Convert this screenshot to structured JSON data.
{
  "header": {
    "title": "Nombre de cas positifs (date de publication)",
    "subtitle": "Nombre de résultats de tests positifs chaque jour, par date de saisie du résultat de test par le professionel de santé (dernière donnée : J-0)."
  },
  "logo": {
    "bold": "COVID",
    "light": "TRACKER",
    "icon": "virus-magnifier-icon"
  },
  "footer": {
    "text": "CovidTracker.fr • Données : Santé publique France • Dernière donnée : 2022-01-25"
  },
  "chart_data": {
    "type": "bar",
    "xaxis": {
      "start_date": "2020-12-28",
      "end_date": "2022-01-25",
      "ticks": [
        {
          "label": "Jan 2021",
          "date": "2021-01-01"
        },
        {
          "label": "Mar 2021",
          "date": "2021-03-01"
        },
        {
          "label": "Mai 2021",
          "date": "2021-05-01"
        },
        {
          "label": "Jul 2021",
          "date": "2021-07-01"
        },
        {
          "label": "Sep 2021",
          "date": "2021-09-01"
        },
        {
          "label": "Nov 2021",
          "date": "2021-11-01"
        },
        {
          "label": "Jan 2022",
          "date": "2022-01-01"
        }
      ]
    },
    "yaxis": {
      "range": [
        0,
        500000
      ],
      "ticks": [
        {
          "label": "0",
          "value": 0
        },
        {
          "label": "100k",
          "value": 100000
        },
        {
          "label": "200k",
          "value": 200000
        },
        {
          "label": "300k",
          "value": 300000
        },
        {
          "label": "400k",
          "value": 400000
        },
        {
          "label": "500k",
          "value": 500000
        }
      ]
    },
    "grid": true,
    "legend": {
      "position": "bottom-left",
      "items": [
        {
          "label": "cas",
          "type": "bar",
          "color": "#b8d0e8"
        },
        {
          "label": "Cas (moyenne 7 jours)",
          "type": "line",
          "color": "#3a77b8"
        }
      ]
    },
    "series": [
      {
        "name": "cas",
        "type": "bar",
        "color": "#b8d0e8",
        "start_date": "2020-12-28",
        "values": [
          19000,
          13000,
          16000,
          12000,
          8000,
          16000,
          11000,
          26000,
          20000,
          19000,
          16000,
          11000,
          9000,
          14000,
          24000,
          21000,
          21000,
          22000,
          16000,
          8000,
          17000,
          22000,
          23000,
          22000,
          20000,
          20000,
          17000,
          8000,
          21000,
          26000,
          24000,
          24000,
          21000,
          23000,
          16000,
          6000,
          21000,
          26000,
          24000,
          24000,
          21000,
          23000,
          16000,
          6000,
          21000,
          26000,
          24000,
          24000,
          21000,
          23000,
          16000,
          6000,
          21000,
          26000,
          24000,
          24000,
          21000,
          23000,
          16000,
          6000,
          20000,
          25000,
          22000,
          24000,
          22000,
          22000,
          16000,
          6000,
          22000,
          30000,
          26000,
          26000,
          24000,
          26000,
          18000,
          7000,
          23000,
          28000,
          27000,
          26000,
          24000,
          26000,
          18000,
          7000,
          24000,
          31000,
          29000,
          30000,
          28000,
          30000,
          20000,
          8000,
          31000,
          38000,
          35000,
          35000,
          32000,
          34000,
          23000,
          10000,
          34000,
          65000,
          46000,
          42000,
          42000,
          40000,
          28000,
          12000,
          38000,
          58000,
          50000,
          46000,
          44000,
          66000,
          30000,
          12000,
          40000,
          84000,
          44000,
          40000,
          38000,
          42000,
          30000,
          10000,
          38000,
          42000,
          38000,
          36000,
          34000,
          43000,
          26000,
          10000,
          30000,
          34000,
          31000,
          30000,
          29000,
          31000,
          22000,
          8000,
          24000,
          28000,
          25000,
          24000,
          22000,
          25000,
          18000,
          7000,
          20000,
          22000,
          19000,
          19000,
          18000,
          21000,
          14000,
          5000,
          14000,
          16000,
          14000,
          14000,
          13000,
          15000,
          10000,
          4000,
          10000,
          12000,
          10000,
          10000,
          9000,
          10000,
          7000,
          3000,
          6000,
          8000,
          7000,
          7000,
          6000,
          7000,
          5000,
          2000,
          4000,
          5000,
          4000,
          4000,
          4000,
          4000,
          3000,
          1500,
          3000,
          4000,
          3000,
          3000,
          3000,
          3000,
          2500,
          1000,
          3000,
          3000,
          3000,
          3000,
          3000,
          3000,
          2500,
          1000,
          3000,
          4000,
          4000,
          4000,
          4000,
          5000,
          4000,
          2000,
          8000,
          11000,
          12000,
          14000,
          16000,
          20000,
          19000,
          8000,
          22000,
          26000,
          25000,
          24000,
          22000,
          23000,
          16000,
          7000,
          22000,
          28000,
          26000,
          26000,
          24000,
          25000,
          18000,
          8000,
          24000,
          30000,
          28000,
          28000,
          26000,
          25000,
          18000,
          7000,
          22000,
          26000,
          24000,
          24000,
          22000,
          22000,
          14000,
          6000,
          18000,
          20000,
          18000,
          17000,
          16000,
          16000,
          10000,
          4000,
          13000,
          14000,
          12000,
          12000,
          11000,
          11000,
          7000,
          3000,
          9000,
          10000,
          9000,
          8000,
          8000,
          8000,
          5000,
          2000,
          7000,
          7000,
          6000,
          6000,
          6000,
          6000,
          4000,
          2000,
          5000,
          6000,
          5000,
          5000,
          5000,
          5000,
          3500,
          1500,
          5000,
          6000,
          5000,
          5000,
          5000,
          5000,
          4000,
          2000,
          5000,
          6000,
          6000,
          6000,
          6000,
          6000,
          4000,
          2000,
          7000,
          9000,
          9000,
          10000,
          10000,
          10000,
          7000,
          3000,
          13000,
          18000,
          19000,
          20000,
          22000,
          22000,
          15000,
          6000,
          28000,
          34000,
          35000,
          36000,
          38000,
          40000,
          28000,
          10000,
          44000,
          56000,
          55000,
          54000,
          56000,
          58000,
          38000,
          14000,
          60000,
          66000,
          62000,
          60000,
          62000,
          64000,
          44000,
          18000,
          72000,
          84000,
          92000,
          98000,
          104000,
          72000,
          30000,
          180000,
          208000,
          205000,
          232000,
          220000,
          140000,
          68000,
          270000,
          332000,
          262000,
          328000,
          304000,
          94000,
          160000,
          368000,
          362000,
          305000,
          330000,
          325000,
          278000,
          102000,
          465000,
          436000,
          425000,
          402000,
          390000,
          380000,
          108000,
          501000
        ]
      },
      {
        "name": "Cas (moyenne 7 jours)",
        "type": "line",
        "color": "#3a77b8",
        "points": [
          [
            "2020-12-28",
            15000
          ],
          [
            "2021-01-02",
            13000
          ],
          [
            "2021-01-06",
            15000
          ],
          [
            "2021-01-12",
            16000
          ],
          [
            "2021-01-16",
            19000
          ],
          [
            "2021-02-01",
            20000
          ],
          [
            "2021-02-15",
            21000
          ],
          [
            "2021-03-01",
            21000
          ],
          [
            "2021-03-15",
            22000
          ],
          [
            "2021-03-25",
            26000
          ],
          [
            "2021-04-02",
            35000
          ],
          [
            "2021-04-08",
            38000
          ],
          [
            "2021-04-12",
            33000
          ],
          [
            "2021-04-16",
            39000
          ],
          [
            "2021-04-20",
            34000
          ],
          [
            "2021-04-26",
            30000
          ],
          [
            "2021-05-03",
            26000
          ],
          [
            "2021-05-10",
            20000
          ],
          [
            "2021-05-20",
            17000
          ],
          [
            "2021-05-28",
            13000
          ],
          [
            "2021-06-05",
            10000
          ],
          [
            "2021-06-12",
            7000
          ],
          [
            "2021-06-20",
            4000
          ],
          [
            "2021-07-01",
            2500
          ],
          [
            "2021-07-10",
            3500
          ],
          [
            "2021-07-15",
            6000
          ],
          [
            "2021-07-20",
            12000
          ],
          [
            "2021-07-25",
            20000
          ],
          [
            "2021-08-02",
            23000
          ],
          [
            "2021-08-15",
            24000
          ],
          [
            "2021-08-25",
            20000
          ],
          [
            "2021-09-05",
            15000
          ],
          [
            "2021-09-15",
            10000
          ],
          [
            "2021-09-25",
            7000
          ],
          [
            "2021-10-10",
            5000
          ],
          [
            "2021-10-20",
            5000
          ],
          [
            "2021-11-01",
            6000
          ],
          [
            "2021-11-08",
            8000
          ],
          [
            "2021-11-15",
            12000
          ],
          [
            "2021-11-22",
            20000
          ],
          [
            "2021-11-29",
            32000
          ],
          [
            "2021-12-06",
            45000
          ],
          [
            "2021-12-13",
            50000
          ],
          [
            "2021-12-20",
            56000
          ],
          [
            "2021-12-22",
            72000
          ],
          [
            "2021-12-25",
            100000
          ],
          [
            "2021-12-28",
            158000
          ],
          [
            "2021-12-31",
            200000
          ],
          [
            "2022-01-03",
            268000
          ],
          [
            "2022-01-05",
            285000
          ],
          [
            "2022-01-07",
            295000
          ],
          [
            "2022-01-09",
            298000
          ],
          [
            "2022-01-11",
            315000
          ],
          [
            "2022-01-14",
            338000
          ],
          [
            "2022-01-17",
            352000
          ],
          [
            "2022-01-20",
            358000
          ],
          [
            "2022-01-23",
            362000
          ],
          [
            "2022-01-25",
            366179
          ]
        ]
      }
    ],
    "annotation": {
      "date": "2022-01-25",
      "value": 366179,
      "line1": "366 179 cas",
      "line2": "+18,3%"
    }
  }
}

......

== Activity ==
Scan the listing above for the word "jours" and show each line where it is found.

== Solution ==
          "label": "Cas (moyenne 7 jours)",
        "name": "Cas (moyenne 7 jours)",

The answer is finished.